### Items:

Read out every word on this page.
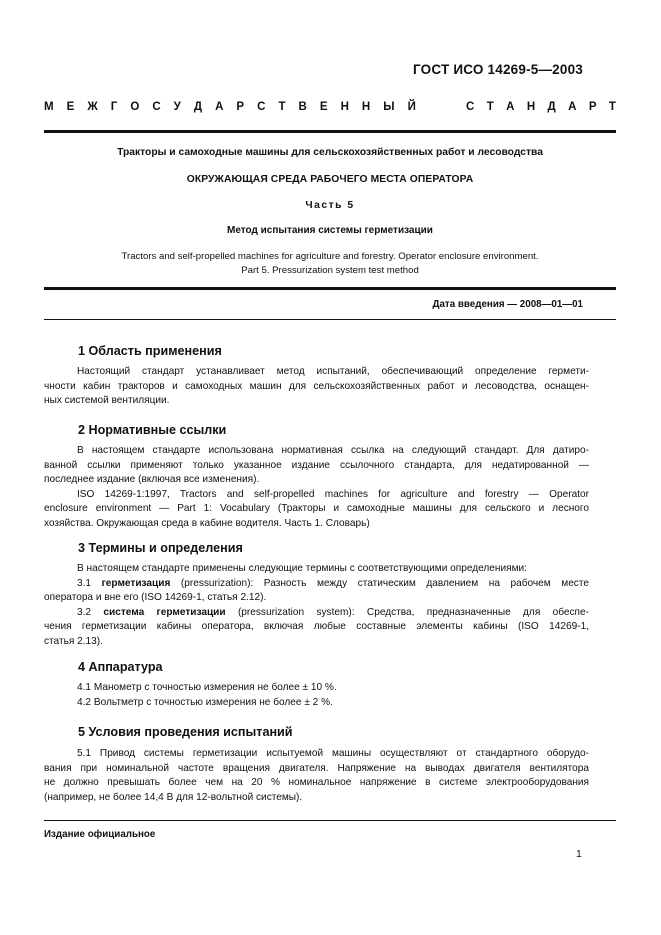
ГОСТ ИСО 14269-5—2003
М Е Ж Г О С У Д А Р С Т В Е Н Н Ы Й	С Т А Н Д А Р Т
Тракторы и самоходные машины для сельскохозяйственных работ и лесоводства
ОКРУЖАЮЩАЯ СРЕДА РАБОЧЕГО МЕСТА ОПЕРАТОРА
Часть 5
Метод испытания системы герметизации
Tractors and self-propelled machines for agriculture and forestry. Operator enclosure environment.
Part 5. Pressurization system test method
Дата введения — 2008—01—01
1 Область применения
Настоящий стандарт устанавливает метод испытаний, обеспечивающий определение гермети-
чности кабин тракторов и самоходных машин для сельскохозяйственных работ и лесоводства, оснащен-
ных системой вентиляции.
2 Нормативные ссылки
В настоящем стандарте использована нормативная ссылка на следующий стандарт. Для датиро-
ванной ссылки применяют только указанное издание ссылочного стандарта, для недатированной —
последнее издание (включая все изменения).
ISO 14269-1:1997, Tractors and self-propelled machines for agriculture and forestry — Operator
enclosure environment — Part 1: Vocabulary (Тракторы и самоходные машины для сельского и лесного
хозяйства. Окружающая среда в кабине водителя. Часть 1. Словарь)
3 Термины и определения
В настоящем стандарте применены следующие термины с соответствующими определениями:
3.1 герметизация (pressurization): Разность между статическим давлением на рабочем месте
оператора и вне его (ISO 14269-1, статья 2.12).
3.2 система герметизации (pressurization system): Средства, предназначенные для обеспе-
чения герметизации кабины оператора, включая любые составные элементы кабины (ISO 14269-1,
статья 2.13).
4 Аппаратура
4.1 Манометр с точностью измерения не более ± 10 %.
4.2 Вольтметр с точностью измерения не более ± 2 %.
5 Условия проведения испытаний
5.1 Привод системы герметизации испытуемой машины осуществляют от стандартного оборудо-
вания при номинальной частоте вращения двигателя. Напряжение на выводах двигателя вентилятора
не должно превышать более чем на 20 % номинальное напряжение в системе электрооборудования
(например, не более 14,4 В для 12-вольтной системы).
Издание официальное
1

### Description of the task:
Pull out each line of the records holding the string "ссылки".

### Output:
2 Нормативные ссылки
ванной ссылки применяют только указанное издание ссылочного стандарта, для недатированной —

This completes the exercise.